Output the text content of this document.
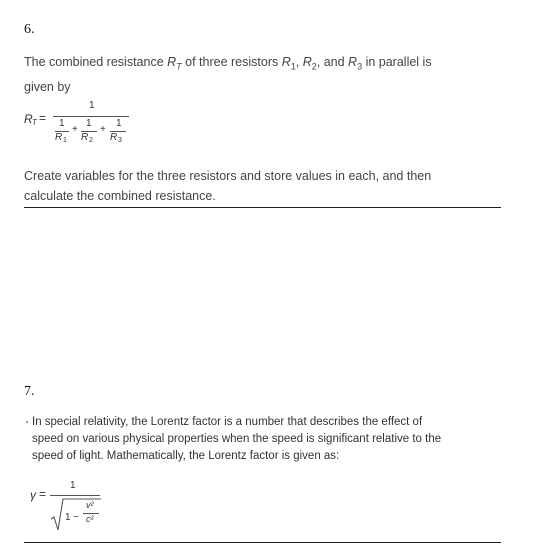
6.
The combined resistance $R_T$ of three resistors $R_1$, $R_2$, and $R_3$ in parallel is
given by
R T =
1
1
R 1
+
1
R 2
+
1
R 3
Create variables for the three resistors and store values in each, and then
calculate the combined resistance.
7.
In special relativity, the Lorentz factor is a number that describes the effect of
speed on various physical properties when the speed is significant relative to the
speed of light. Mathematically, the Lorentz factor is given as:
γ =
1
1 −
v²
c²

┄┄┄┄┄┄┄┄┄┄

What the task requires: Copy all the records above exactly, but leave out the pictures.

Expected output:
Output the text content of this document.
6.
The combined resistance $R_T$ of three resistors $R_1$, $R_2$, and $R_3$ in parallel is
given by
R T =
1
1
R 1
+
1
R 2
+
1
R 3
Create variables for the three resistors and store values in each, and then
calculate the combined resistance.
7.
In special relativity, the Lorentz factor is a number that describes the effect of
speed on various physical properties when the speed is significant relative to the
speed of light. Mathematically, the Lorentz factor is given as:
γ =
1
1 −
v²
c²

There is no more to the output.